**Aufgaben:**
**a.** Beantworten Sie anhand des Textausschnitts zu den Staatsschulden der Euroländer:
(i) Wie lang ist die durchschnittliche Laufzeit der Schulden in der Eurozone?
(ii) Wie lang ist sie bei Griechenland?
(iii) Auf welchem Stand befindet sich der Anteil des Schuldendienstes im Verhältnis zur Wirtschaftsleistung?
**b.** Führen Sie den Textausschnitt zu den Staatsschulden der Euroländer nach seinem letzten Satz weiter.

**Textausschnitt:**

Das sehe ich aktuell nicht. Grundsätzlich kann sich natürlich jedes Land durch falsche Politik in eine Schuldenkrise hinein bewegen. Tatsache ist, dass die Schuldenstände in den Euroländern wegen der letzten beiden Krisen höher sind als vor zehn Jahren.
Aber die Belastung der nationalen Budgets durch den Schuldendienst ist sehr viel geringer geworden. Nur weil die Zinsen steigen, bedeutet das nicht, dass wir in eine neue Schuldenkrise geraten. Es wird viele Jahre dauern, bis die steigenden Zinsen sich durchschlagen auf die Haushalte der einzelnen Länder. Die meisten Staaten haben die letzten Jahre genutzt, um die durchschnittliche Laufzeit ihrer Schulden zu erhöhen. Acht Jahre sind jetzt die Durchschnittslaufzeit in der Eurozone. Bei manchen wie Griechenland sind es sogar über 20 Jahre wegen unserer langlaufenden Kredite.
Das heißt, was immer an Zinssteigerung geschieht, dauert das eine Zeit bis sie voll in den Budgets der einzelnen Länder niederschlägt. Abgesehen davon ist der aktuelle Zinssatz jetzt ist immer noch deutlich niedriger als die Durchschnittszinsen vor zehn oder 20 Jahren. Der Anteil des Schuldendienstes im Verhältnis zur Wirtschaftsleistung ist auf dem niedrigsten Stand seit 30 Jahren. Da ist eine Menge Luft nach oben.

**Gegebene Daten:**
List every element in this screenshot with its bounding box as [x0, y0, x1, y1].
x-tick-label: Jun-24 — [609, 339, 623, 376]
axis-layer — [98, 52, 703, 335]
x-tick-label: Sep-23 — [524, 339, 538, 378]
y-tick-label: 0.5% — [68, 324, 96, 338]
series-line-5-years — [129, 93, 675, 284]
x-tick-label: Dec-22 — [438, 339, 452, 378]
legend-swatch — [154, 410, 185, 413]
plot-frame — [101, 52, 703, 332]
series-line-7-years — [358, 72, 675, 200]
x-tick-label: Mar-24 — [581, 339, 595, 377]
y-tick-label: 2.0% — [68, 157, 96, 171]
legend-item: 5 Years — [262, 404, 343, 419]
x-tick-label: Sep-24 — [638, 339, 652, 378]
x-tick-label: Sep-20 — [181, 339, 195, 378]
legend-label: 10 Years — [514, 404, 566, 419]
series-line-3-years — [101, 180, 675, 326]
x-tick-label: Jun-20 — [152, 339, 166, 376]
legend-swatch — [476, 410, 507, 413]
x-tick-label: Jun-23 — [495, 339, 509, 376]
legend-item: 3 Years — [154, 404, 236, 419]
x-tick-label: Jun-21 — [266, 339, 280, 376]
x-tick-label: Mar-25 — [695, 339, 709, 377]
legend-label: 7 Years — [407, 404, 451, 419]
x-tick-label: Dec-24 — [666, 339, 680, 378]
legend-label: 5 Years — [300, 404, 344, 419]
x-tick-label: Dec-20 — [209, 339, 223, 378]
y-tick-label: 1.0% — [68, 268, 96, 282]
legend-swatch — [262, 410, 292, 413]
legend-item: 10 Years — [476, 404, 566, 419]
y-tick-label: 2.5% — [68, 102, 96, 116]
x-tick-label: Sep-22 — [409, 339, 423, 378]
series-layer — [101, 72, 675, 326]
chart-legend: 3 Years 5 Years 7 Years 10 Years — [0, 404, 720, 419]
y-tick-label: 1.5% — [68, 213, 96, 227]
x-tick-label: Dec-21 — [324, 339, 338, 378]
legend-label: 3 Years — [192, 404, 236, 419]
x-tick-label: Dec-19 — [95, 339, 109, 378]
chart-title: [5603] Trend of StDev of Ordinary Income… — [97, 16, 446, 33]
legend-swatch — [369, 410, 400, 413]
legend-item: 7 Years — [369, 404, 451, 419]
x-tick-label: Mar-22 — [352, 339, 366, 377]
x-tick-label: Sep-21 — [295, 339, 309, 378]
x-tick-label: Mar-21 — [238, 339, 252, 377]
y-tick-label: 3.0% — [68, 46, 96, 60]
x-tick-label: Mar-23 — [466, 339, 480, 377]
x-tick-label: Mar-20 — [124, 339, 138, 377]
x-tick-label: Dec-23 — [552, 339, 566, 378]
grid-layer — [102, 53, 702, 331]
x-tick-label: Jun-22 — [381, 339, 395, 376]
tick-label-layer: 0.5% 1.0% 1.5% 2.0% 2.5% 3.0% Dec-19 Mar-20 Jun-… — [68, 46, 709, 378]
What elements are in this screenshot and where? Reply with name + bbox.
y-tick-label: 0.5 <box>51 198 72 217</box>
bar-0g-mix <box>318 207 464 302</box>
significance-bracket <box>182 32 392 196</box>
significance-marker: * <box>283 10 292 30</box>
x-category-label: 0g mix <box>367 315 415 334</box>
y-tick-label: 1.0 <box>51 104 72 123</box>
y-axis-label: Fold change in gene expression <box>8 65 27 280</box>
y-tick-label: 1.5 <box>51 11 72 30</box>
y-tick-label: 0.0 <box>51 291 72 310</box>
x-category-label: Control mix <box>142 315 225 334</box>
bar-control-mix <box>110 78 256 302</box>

**Lösungen:**
**a.**
(i) Acht Jahre.
(ii) Über 20 Jahre.
(iii) Auf dem niedrigsten Stand seit 30 Jahren.

**b.**
Wie groß ist der Spielraum? Hat sich die Einschätzung in den letzten Jahren geändert, wie hoch die Verschuldung im Verhältnis zum Bruttoinlandsprodukt sein darf, ohne dass es gefährlich wird?
Ich denke schon, weil sich das Umfeld geändert hat. Es gibt vielfältige Forschungsarbeiten, die darauf hinweisen, dass die Zinsen in Zukunft dauerhaft niedriger sein werden als früher, auch wenn sie im Moment steigen. Das hat mit der Demographie zu tun und auch mit der ungleichen Verteilung der Vermögen.
Ältere und vermögende Menschen konsumieren weniger und sparen viel mehr. Und dadurch haben wir in der Welt höhere Ersparnisse, die aber auf eine geringere Nachfrage nach Kapital stößt. Dieses Umfeld wird vermutlich die nächsten Jahrzehnte dafür sorgen, dass wir niedrigere Zinsen haben als früher. Damit steigt die Kapazität der einzelnen Länder, einen höheren Schuldenstand zu bedienen. Die Schuldengrenze von 60 Prozent der Wirtschaftsleistung, die in den Maastrichter Verträgen festgehalten ist, war damals richtig, das Limit könnte heute aber vermutlich höher sein. Wobei keiner genau sagen, was die genaue Grenze ist.
Im Hintergrund sehe ich die Umzugskisten. Das ist Ihre letzte Arbeitswoche. Irritiert Sie das Geschacher um Ihre Nachfolge? Der frühere Luxemburger Finanzminister Pierre Gramegna hat ja auch schon seinen Hut in den Ring geworfen und wieder zurückgezogen.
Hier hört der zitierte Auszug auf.